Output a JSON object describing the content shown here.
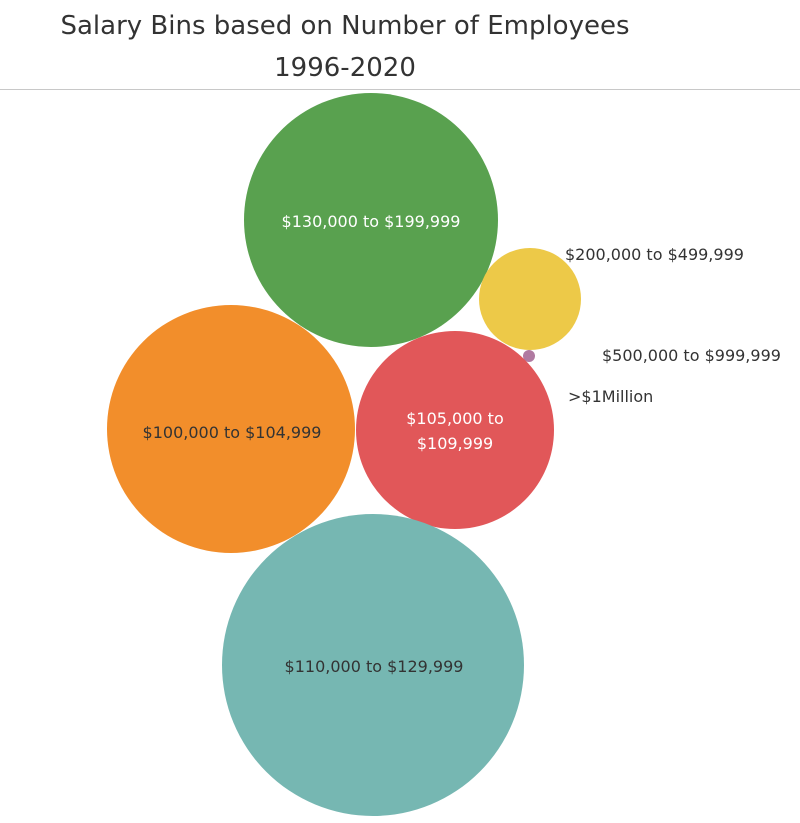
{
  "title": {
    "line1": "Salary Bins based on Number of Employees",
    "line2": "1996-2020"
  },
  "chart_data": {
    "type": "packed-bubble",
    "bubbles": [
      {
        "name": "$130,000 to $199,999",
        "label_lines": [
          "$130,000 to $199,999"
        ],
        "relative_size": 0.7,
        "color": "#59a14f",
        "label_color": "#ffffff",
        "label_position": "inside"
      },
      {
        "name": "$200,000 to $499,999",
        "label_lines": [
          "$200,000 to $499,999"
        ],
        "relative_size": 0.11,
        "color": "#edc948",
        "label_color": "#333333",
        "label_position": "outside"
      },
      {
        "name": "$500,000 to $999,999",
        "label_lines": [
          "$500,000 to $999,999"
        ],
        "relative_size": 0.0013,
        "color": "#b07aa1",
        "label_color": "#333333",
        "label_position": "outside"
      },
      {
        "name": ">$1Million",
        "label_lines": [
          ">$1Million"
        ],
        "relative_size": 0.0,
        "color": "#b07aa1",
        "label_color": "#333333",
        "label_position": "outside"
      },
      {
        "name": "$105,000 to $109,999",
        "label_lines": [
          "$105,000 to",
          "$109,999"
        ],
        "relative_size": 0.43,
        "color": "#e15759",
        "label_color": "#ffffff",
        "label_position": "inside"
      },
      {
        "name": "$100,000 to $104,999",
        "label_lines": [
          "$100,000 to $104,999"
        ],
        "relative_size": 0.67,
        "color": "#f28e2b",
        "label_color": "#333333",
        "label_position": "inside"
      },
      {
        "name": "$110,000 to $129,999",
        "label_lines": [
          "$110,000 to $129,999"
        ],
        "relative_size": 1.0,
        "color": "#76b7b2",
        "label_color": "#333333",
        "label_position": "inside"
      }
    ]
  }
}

_ _ _ _ _ _ _

◆ **AIM OF THE EXERCISE**: Show all lines from the records above where the word "name" occurs.

◆ **THE COMPLETED TASK**:
        "name": "$130,000 to $199,999",
        "name": "$200,000 to $499,999",
        "name": "$500,000 to $999,999",
        "name": ">$1Million",
        "name": "$105,000 to $109,999",
        "name": "$100,000 to $104,999",
        "name": "$110,000 to $129,999",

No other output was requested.